• **Passage provided**:

Skip to main content
Back to blog
8 min read

Tutorial: In-Cluster Deploys via Cloud Build — Ship Without GitHub Actions

G
GenBrain AI
/
cloud-builddeploygkekubernetesci-cdtutorial

Your AI agents live inside GKE. Your build pipeline lives outside it — on GitHub Actions, or CircleCI, or whatever hosted CI you adopted before you had agents. Every deploy is a round-trip: push code out, wait for external CI to build it, pull the image back in, roll it out. That round-trip costs minutes, money, and a dependency your agents cannot control.

This tutorial walks through the two-script pipeline we built at GenBrain AI to eliminate that round-trip. One Python script submits builds to the Cloud Build API. One Bash script orchestrates the full cycle: build, deploy, rollback, status. An agent ships a fix with a single command and never leaves the cluster.

Prerequisites

  • GKE cluster with workload identity (or a service account) that has Cloud Build and GCS access
  • Artifact Registry configured (e.g. us-central1-docker.pkg.dev/{project}/{repo})
  • kubectl access from inside the cluster (standard for pods with appropriate RBAC)
  • Python 3.9+ with google-cloud-build and google-cloud-storage client libraries
  • Dockerfiles for each component you want to build

Step 1: The Build Submitter — cluster_build.py

The Python script does three things: package the source, upload it to GCS, and submit a Cloud Build job. It does not know about Kubernetes, deployments, or rollouts. Its only job is to produce a built image URI.

# cluster_build.py — submit a build to Cloud Build API

def submit_build(component, project_id, repo_root):
    # 1. Package the source into a tarball
    context_tar = create_build_context(repo_root, component)

    # 2. Upload the tarball to a GCS staging bucket
    gcs_path = upload_to_gcs(context_tar, project_id)

    # 3. Submit the build to Cloud Build
    build = cloud_build_client.create_build(
        project_id=project_id,
        build={
            "source": {
                "storage_source": {
                    "bucket": staging_bucket,
                    "object": gcs_path,
                }
            },
            "steps": [{
                "name": "gcr.io/cloud-builders/docker",
                "args": ["build", "-t", image_tag, "."],
            }],
            "images": [image_tag],
        },
    )

• **Given task A**: Can you extract, unchanged, the records from their first line through the line containing "section-8-heading: 8. Tájékoztatás", with both of those lines included?

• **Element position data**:
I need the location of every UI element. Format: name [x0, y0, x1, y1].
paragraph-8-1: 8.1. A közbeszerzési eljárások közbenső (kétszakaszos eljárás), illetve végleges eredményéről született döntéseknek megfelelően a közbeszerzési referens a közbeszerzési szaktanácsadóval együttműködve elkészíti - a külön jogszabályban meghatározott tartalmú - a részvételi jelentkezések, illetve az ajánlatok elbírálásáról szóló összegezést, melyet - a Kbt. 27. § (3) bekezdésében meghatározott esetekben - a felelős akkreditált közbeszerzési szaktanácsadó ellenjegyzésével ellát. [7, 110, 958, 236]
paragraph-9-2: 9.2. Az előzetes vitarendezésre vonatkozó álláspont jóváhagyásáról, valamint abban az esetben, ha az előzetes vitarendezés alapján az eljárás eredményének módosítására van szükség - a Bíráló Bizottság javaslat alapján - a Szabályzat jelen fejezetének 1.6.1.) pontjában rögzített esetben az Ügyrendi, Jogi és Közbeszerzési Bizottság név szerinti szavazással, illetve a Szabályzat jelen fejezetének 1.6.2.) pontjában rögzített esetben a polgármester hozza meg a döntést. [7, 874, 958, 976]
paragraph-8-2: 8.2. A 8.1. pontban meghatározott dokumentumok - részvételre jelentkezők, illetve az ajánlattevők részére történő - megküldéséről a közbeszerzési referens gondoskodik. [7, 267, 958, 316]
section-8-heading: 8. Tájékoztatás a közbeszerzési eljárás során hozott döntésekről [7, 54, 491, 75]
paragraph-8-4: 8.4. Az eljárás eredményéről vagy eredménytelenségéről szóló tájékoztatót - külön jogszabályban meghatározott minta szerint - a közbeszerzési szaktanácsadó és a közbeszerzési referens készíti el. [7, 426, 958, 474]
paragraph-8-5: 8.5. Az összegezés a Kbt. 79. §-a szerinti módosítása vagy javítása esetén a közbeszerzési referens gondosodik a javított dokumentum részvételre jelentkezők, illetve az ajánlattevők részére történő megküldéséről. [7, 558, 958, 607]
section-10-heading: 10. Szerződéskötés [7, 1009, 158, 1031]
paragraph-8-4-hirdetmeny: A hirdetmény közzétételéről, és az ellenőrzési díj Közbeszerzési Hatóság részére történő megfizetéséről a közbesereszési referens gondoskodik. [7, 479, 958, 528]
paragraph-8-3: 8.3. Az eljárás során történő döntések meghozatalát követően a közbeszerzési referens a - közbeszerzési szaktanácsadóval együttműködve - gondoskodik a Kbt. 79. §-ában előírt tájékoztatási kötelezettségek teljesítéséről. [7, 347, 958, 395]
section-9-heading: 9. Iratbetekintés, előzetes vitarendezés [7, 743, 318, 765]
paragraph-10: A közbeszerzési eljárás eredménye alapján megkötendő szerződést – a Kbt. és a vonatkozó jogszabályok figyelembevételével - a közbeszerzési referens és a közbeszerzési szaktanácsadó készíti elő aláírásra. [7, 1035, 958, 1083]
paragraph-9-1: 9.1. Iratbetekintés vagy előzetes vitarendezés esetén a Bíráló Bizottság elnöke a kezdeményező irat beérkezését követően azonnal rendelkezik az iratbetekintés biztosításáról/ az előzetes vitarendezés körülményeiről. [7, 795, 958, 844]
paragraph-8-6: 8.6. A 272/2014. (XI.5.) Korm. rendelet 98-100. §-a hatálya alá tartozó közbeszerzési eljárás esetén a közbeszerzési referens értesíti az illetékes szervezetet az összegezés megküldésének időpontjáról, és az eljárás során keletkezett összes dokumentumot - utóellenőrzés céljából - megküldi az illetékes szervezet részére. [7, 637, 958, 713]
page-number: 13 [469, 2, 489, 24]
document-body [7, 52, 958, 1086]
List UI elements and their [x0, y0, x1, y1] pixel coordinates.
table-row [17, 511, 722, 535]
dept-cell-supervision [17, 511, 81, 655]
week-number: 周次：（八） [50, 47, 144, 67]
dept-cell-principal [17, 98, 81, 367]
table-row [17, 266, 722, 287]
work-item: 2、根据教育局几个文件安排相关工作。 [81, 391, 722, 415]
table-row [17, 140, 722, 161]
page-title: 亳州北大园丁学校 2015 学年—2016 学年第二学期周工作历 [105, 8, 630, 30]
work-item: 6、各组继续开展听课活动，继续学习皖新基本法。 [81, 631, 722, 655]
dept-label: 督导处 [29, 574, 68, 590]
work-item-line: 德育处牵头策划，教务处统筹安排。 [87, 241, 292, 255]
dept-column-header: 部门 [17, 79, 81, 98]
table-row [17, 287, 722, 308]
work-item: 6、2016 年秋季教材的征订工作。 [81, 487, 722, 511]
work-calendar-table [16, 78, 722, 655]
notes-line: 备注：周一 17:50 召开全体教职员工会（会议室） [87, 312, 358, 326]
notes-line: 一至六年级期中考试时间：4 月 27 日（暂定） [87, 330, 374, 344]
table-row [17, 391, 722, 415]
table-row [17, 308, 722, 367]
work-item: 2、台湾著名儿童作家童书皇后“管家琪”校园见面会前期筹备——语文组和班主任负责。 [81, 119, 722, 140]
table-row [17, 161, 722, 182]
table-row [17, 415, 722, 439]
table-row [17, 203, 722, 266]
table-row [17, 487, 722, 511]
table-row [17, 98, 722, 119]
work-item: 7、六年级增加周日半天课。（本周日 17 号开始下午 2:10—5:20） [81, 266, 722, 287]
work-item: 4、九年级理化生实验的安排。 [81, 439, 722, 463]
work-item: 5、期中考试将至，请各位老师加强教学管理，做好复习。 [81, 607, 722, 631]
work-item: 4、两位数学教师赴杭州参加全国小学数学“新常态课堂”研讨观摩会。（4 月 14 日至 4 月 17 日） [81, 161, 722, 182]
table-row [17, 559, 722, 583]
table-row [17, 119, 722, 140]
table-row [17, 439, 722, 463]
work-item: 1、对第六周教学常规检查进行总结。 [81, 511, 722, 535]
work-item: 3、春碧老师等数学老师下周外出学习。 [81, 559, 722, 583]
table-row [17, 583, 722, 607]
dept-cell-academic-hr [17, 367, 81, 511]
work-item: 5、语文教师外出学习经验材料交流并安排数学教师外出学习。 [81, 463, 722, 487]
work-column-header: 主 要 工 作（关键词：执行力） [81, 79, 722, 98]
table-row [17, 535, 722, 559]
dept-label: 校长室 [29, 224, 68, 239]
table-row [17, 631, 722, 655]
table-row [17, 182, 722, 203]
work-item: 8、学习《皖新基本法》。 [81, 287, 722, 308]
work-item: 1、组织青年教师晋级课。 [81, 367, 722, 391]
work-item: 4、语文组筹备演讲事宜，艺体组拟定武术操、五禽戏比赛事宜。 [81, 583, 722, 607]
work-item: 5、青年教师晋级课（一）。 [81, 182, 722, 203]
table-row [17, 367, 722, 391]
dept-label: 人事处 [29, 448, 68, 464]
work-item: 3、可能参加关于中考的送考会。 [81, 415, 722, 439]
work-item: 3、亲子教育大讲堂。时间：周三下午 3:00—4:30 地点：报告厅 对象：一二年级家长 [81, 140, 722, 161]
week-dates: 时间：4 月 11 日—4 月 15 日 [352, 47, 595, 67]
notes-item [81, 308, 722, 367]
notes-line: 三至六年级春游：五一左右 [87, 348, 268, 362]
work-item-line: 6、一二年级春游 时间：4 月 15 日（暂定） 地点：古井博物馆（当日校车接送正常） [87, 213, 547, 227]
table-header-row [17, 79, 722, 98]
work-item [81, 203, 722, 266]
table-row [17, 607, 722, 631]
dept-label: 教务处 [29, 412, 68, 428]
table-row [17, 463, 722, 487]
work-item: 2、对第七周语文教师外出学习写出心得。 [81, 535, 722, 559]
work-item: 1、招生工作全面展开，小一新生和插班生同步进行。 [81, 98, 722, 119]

• **Given task B**: Can you continue the tutorial on in-cluster deploys via Cloud Build from the point where it stops?

• **Final answer A**:
I need the location of every UI element. Format: name [x0, y0, x1, y1].
paragraph-8-1: 8.1. A közbeszerzési eljárások közbenső (kétszakaszos eljárás), illetve végleges eredményéről született döntéseknek megfelelően a közbeszerzési referens a közbeszerzési szaktanácsadóval együttműködve elkészíti - a külön jogszabályban meghatározott tartalmú - a részvételi jelentkezések, illetve az ajánlatok elbírálásáról szóló összegezést, melyet - a Kbt. 27. § (3) bekezdésében meghatározott esetekben - a felelős akkreditált közbeszerzési szaktanácsadó ellenjegyzésével ellát. [7, 110, 958, 236]
paragraph-9-2: 9.2. Az előzetes vitarendezésre vonatkozó álláspont jóváhagyásáról, valamint abban az esetben, ha az előzetes vitarendezés alapján az eljárás eredményének módosítására van szükség - a Bíráló Bizottság javaslat alapján - a Szabályzat jelen fejezetének 1.6.1.) pontjában rögzített esetben az Ügyrendi, Jogi és Közbeszerzési Bizottság név szerinti szavazással, illetve a Szabályzat jelen fejezetének 1.6.2.) pontjában rögzített esetben a polgármester hozza meg a döntést. [7, 874, 958, 976]
paragraph-8-2: 8.2. A 8.1. pontban meghatározott dokumentumok - részvételre jelentkezők, illetve az ajánlattevők részére történő - megküldéséről a közbeszerzési referens gondoskodik. [7, 267, 958, 316]
section-8-heading: 8. Tájékoztatás a közbeszerzési eljárás során hozott döntésekről [7, 54, 491, 75]

• **Final answer B**:
    # 4. Poll for completion
    result = wait_for_build(build)
    return result.images[0]  # e.g. us-central1-docker.pkg.dev/agent-hub-ceo/agent-hub/gateway:sha-abc123

The tarball goes to GCS, not to Cloud Build directly. Cloud Build pulls the source from the bucket — you upload once, Cloud Build reads it, and the GCS object serves as an audit trail. The script polls for completion rather than using a callback. Inside a cluster, polling is simpler than setting up a webhook endpoint.

Step 2: The Orchestrator — cluster-deploy.sh

The Bash script is the interface agents actually use. It handles git sync, dependency resolution, build invocation, deployment, rollback, and status checks.

Basic Usage

scripts/cluster-deploy.sh gateway          # build + deploy the gateway
scripts/cluster-deploy.sh agent            # build agent-base + agent, deploy to all agent pods
scripts/cluster-deploy.sh worker           # build agent-base + worker
scripts/cluster-deploy.sh rollback gateway # rollback gateway to previous revision
scripts/cluster-deploy.sh status gateway   # check rollout status

One command, one argument. The agent does not need to know which Dockerfile to use, which registry to push to, or which deployments to update.

Git Sync

The first thing the script does is sync to the latest code:

git fetch origin main
git checkout origin/main -- .

This ensures the build always uses the latest merged code, not whatever the agent has checked out locally. Agents work on branches. Deploys ship from main.

Dependency Resolution

Not every component is independent. The agent image depends on agent-base. So does the worker image. And the fullstack image. If you rebuild agent without first rebuilding agent-base, you get a stale foundation.

The script encodes these dependencies:

# When building 'agent', 'worker', or 'fullstack',
# build agent-base first
if [[ "$component" =~ ^(agent|worker|fullstack)$ ]]; then
    echo "Building dependency: agent-base"
    python3 cluster_build.py agent-base
fi

# Then build the actual target
python3 cluster_build.py "$component"

An agent running cluster-deploy.sh agent does not need to remember the dependency chain. The script handles it.

Component-to-Deployment Mapping

Each component targets specific Kubernetes resources. The script knows the mapping:

ComponentKubernetes TargetsContainer Name
gatewaydeployment/api-gatewaygateway
agentAll agent-* deployments + agent-fullstack statefulsetagent
workerAll *-worker deploymentsagent
fullstackstatefulset/agent-fullstack or deployment/agent-fullstackagent
agent-baseNo deploy target (base image only)--

The agent component is the most interesting. It targets every agent deployment in the cluster — CEO, CTO, Marketing, DevOps, all of them — plus the fullstack statefulset. One command updates the entire fleet.

Smart Deploy Logic

The script does not blindly roll every matching deployment. It checks two things first:

1. Already on target image? If the deployment is running the exact image that was just built, skip it. No unnecessary restarts.

current_image=$(kubectl get deployment "$deploy" -n agents \
    -o jsonpath='{.spec.template.spec.containers[?(@.name=="agent")].image}')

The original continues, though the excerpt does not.